--- BEGIN Dataset excerpts ---

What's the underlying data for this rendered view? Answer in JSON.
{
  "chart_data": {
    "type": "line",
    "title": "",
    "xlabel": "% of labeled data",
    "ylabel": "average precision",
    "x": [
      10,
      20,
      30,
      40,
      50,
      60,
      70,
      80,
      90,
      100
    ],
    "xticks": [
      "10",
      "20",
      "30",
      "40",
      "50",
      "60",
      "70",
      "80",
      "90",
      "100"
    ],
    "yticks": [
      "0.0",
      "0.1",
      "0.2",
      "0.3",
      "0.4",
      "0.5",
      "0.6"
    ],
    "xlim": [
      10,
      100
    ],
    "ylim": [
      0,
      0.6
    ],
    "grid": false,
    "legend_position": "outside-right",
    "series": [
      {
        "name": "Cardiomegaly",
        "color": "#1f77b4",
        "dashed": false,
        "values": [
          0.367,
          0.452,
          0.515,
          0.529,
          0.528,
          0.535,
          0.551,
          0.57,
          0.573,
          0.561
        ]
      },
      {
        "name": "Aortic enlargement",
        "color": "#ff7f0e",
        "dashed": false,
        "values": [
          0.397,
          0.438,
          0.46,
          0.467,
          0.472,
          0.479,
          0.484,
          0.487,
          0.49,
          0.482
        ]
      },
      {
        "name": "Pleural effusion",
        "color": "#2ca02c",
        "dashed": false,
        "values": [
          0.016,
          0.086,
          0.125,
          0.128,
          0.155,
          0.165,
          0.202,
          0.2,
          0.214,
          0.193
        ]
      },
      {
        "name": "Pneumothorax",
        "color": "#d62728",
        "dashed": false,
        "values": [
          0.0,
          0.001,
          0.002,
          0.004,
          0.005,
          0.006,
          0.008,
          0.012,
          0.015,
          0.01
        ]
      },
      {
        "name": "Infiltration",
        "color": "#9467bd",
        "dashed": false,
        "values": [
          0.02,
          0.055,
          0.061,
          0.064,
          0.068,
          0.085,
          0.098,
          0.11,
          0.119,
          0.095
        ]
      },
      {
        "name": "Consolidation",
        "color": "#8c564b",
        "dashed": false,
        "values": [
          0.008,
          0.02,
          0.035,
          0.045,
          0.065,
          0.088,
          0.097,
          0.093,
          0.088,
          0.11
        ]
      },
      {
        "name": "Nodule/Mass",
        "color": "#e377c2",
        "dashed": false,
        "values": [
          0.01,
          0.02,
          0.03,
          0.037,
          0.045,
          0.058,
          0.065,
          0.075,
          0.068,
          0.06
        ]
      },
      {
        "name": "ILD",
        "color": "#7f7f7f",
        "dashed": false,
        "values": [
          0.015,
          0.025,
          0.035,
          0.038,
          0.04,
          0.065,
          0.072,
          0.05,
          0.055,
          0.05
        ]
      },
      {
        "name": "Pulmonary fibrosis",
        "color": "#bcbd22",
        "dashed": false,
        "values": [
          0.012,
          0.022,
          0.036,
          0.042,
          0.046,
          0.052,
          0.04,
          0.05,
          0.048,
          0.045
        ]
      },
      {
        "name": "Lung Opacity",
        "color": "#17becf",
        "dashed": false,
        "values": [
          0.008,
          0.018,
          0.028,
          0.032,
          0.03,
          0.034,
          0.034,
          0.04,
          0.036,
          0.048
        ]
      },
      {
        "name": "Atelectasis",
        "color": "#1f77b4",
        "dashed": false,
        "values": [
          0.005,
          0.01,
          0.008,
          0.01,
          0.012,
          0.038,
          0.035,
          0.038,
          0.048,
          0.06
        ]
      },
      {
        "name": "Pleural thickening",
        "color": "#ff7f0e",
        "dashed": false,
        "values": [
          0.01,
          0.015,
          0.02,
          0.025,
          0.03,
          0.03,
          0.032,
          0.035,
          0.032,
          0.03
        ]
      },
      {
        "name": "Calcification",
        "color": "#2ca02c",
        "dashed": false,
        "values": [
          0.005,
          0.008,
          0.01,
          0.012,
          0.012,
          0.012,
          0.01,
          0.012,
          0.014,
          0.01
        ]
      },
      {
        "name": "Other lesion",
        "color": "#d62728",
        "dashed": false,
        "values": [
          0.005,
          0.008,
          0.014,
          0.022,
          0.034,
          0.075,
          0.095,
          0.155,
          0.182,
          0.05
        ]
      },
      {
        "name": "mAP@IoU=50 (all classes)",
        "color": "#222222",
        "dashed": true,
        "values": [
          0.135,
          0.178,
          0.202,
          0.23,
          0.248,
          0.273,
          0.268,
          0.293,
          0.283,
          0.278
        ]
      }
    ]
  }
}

--- END Dataset excerpts ---

Problem: Set down the material above again, word for word.

Correct answer:
What's the underlying data for this rendered view? Answer in JSON.
{
  "chart_data": {
    "type": "line",
    "title": "",
    "xlabel": "% of labeled data",
    "ylabel": "average precision",
    "x": [
      10,
      20,
      30,
      40,
      50,
      60,
      70,
      80,
      90,
      100
    ],
    "xticks": [
      "10",
      "20",
      "30",
      "40",
      "50",
      "60",
      "70",
      "80",
      "90",
      "100"
    ],
    "yticks": [
      "0.0",
      "0.1",
      "0.2",
      "0.3",
      "0.4",
      "0.5",
      "0.6"
    ],
    "xlim": [
      10,
      100
    ],
    "ylim": [
      0,
      0.6
    ],
    "grid": false,
    "legend_position": "outside-right",
    "series": [
      {
        "name": "Cardiomegaly",
        "color": "#1f77b4",
        "dashed": false,
        "values": [
          0.367,
          0.452,
          0.515,
          0.529,
          0.528,
          0.535,
          0.551,
          0.57,
          0.573,
          0.561
        ]
      },
      {
        "name": "Aortic enlargement",
        "color": "#ff7f0e",
        "dashed": false,
        "values": [
          0.397,
          0.438,
          0.46,
          0.467,
          0.472,
          0.479,
          0.484,
          0.487,
          0.49,
          0.482
        ]
      },
      {
        "name": "Pleural effusion",
        "color": "#2ca02c",
        "dashed": false,
        "values": [
          0.016,
          0.086,
          0.125,
          0.128,
          0.155,
          0.165,
          0.202,
          0.2,
          0.214,
          0.193
        ]
      },
      {
        "name": "Pneumothorax",
        "color": "#d62728",
        "dashed": false,
        "values": [
          0.0,
          0.001,
          0.002,
          0.004,
          0.005,
          0.006,
          0.008,
          0.012,
          0.015,
          0.01
        ]
      },
      {
        "name": "Infiltration",
        "color": "#9467bd",
        "dashed": false,
        "values": [
          0.02,
          0.055,
          0.061,
          0.064,
          0.068,
          0.085,
          0.098,
          0.11,
          0.119,
          0.095
        ]
      },
      {
        "name": "Consolidation",
        "color": "#8c564b",
        "dashed": false,
        "values": [
          0.008,
          0.02,
          0.035,
          0.045,
          0.065,
          0.088,
          0.097,
          0.093,
          0.088,
          0.11
        ]
      },
      {
        "name": "Nodule/Mass",
        "color": "#e377c2",
        "dashed": false,
        "values": [
          0.01,
          0.02,
          0.03,
          0.037,
          0.045,
          0.058,
          0.065,
          0.075,
          0.068,
          0.06
        ]
      },
      {
        "name": "ILD",
        "color": "#7f7f7f",
        "dashed": false,
        "values": [
          0.015,
          0.025,
          0.035,
          0.038,
          0.04,
          0.065,
          0.072,
          0.05,
          0.055,
          0.05
        ]
      },
      {
        "name": "Pulmonary fibrosis",
        "color": "#bcbd22",
        "dashed": false,
        "values": [
          0.012,
          0.022,
          0.036,
          0.042,
          0.046,
          0.052,
          0.04,
          0.05,
          0.048,
          0.045
        ]
      },
      {
        "name": "Lung Opacity",
        "color": "#17becf",
        "dashed": false,
        "values": [
          0.008,
          0.018,
          0.028,
          0.032,
          0.03,
          0.034,
          0.034,
          0.04,
          0.036,
          0.048
        ]
      },
      {
        "name": "Atelectasis",
        "color": "#1f77b4",
        "dashed": false,
        "values": [
          0.005,
          0.01,
          0.008,
          0.01,
          0.012,
          0.038,
          0.035,
          0.038,
          0.048,
          0.06
        ]
      },
      {
        "name": "Pleural thickening",
        "color": "#ff7f0e",
        "dashed": false,
        "values": [
          0.01,
          0.015,
          0.02,
          0.025,
          0.03,
          0.03,
          0.032,
          0.035,
          0.032,
          0.03
        ]
      },
      {
        "name": "Calcification",
        "color": "#2ca02c",
        "dashed": false,
        "values": [
          0.005,
          0.008,
          0.01,
          0.012,
          0.012,
          0.012,
          0.01,
          0.012,
          0.014,
          0.01
        ]
      },
      {
        "name": "Other lesion",
        "color": "#d62728",
        "dashed": false,
        "values": [
          0.005,
          0.008,
          0.014,
          0.022,
          0.034,
          0.075,
          0.095,
          0.155,
          0.182,
          0.05
        ]
      },
      {
        "name": "mAP@IoU=50 (all classes)",
        "color": "#222222",
        "dashed": true,
        "values": [
          0.135,
          0.178,
          0.202,
          0.23,
          0.248,
          0.273,
          0.268,
          0.293,
          0.283,
          0.278
        ]
      }
    ]
  }
}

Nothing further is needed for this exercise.